- **EXERCISE TASK**: Look for the string "JSON" and copy every line that has it.

- **ITEMS**:

════════

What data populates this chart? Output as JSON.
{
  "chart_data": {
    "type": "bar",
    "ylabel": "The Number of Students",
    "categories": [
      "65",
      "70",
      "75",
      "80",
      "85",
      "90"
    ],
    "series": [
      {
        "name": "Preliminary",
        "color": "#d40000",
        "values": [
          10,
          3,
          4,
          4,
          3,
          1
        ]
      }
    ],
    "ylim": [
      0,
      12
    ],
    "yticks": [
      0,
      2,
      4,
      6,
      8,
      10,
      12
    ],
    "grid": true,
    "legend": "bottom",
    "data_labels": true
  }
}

════════

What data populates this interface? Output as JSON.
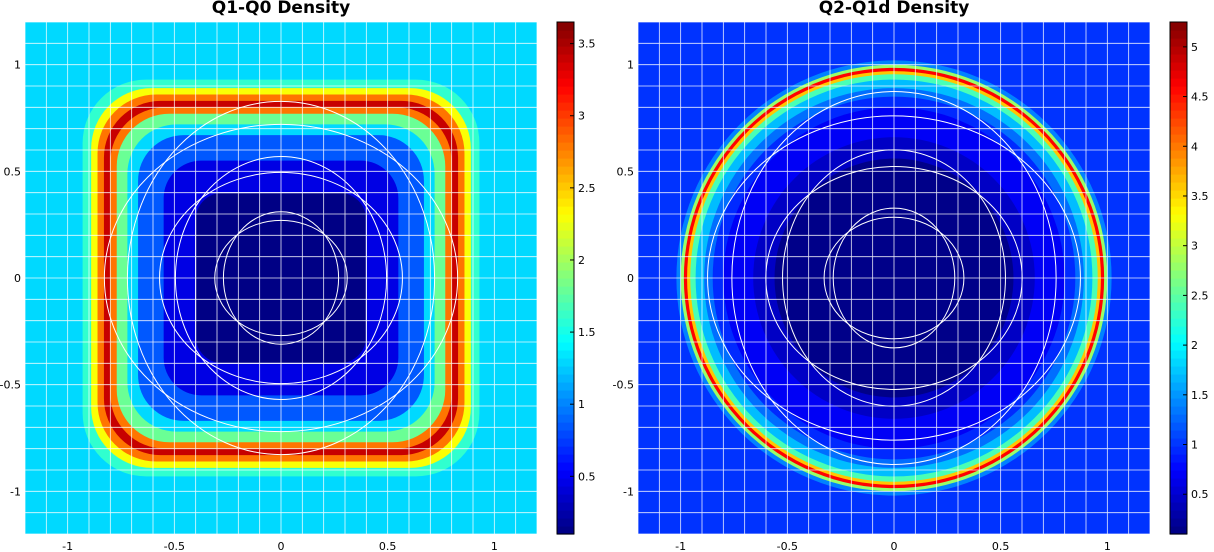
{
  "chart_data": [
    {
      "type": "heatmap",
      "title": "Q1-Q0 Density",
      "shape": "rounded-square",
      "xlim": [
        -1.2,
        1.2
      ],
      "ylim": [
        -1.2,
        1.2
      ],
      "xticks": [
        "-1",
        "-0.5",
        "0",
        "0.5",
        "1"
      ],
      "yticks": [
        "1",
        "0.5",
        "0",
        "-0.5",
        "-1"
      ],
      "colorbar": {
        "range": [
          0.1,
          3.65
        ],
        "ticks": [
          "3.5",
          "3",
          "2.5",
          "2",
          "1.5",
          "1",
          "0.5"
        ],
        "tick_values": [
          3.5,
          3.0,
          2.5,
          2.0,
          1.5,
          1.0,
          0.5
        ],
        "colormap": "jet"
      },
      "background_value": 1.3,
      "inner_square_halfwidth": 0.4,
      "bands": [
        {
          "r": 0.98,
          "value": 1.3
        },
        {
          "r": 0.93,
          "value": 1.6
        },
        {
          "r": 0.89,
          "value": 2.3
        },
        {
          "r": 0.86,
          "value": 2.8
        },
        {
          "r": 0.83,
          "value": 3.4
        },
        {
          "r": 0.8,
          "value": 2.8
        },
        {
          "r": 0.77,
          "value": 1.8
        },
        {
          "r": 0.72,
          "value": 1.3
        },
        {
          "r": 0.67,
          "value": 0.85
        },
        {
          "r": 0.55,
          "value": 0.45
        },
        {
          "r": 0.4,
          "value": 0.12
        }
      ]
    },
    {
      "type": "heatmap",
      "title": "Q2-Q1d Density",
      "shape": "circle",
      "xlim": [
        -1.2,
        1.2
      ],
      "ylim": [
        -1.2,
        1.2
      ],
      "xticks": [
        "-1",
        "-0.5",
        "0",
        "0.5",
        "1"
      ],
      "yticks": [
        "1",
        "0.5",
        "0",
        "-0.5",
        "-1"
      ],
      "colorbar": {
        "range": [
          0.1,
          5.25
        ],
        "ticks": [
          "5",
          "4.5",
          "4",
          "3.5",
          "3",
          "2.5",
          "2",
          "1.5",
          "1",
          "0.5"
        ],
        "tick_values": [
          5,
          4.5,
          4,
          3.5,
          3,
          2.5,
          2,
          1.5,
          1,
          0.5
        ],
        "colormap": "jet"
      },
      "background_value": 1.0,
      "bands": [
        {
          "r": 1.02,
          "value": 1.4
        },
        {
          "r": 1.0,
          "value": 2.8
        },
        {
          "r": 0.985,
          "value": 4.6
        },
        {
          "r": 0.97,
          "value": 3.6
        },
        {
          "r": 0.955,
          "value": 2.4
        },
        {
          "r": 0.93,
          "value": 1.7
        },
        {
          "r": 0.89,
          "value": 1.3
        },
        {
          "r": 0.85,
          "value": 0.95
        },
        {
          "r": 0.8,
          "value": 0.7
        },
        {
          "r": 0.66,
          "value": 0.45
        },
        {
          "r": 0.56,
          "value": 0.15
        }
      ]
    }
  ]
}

════════

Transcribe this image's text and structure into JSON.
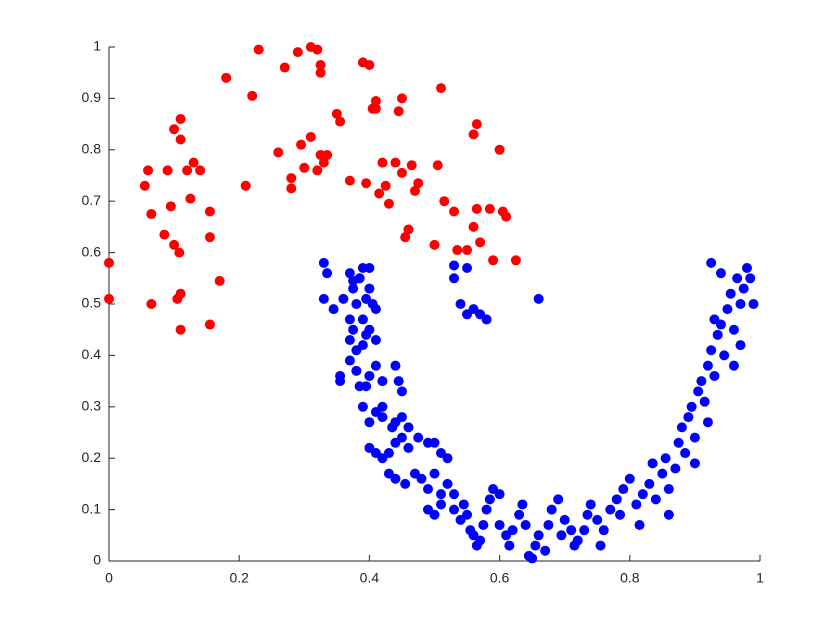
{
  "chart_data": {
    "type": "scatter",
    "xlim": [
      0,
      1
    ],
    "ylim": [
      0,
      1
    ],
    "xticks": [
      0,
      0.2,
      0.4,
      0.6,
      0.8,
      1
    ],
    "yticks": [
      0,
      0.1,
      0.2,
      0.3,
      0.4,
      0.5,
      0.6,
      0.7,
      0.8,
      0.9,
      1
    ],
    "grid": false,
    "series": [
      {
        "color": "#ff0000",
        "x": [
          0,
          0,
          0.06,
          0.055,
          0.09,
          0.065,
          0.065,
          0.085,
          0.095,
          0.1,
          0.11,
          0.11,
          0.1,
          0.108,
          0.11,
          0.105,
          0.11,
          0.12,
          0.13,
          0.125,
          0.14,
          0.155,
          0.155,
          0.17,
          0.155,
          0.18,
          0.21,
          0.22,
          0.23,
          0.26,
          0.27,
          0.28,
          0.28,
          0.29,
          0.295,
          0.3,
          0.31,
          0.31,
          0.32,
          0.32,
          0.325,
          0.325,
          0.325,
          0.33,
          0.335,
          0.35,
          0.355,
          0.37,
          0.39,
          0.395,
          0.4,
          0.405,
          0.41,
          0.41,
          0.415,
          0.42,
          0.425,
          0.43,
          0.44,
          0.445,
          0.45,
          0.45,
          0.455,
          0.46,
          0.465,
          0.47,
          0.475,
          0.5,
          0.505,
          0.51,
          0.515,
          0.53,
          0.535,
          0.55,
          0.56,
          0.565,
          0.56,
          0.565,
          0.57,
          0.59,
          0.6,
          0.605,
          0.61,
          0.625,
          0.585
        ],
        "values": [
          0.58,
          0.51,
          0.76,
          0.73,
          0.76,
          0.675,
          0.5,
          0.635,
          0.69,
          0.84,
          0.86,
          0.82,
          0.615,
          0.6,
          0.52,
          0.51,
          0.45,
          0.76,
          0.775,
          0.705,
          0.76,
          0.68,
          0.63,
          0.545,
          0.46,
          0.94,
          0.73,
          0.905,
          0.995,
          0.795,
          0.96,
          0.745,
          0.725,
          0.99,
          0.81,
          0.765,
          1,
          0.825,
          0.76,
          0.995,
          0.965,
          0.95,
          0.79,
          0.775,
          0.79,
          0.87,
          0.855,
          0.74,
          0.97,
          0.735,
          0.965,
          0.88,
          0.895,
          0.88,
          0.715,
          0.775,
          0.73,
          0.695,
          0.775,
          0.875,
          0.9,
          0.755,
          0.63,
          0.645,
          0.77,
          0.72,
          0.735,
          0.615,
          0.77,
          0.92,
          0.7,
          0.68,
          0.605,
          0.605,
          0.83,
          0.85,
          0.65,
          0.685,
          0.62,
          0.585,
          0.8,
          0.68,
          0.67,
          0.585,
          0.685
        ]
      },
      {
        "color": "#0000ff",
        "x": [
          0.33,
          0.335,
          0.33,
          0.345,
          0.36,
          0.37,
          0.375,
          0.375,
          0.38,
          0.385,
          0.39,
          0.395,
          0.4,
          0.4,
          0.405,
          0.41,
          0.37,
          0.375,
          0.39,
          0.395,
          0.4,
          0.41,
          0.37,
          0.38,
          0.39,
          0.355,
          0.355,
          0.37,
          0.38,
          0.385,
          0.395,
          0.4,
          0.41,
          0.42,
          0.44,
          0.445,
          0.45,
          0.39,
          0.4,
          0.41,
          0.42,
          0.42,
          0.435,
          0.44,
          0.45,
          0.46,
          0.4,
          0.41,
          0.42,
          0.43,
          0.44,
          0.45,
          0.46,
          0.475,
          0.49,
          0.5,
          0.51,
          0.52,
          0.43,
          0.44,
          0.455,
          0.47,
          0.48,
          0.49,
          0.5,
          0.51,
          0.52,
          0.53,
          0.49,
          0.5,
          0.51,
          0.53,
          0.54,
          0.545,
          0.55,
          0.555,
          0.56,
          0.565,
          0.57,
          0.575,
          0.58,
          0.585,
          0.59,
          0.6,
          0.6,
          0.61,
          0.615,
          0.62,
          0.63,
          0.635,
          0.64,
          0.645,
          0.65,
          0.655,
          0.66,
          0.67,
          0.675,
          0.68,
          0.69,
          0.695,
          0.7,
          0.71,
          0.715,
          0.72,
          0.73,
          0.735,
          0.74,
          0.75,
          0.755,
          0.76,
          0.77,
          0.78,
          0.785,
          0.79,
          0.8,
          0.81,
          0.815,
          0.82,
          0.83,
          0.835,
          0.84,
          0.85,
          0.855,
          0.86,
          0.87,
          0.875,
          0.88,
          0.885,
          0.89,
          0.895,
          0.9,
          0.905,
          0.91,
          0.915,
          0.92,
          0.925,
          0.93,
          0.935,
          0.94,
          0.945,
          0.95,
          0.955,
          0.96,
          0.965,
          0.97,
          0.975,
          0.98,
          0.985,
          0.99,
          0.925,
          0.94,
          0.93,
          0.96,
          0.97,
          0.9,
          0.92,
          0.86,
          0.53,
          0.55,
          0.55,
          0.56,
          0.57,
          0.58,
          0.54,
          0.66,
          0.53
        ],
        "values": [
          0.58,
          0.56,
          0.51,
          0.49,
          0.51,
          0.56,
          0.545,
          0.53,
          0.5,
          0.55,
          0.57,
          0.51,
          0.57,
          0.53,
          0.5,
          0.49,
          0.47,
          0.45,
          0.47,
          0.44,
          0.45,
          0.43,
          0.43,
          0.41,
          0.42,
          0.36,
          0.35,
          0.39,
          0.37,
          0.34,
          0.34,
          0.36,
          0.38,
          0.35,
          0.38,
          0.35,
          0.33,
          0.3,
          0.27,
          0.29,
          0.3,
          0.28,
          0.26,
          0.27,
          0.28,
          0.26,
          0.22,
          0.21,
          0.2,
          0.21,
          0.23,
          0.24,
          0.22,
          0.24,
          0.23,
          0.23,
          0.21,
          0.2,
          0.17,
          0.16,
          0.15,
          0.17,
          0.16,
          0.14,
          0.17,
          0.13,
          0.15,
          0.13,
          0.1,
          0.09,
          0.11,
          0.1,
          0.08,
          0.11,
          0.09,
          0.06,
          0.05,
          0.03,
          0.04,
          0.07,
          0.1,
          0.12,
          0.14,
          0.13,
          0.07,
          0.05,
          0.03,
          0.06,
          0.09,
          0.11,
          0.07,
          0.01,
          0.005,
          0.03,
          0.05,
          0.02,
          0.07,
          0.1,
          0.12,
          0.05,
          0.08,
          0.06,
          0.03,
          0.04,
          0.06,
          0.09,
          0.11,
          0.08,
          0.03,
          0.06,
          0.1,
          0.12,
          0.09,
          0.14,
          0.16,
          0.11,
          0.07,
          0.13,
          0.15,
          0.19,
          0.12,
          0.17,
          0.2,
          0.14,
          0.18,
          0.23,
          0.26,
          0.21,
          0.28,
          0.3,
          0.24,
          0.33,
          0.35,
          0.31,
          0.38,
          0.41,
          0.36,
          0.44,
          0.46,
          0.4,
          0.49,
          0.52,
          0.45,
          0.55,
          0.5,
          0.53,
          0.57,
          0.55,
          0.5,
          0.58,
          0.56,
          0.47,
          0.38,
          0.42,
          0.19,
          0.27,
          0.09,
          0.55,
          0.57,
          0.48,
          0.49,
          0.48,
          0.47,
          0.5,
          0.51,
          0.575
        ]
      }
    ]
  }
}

════════

- **SOLVED PROBLEM**:
What data populates this chart? Output as JSON.
What data populates this interface? Output as JSON.
Transcribe this image's text and structure into JSON.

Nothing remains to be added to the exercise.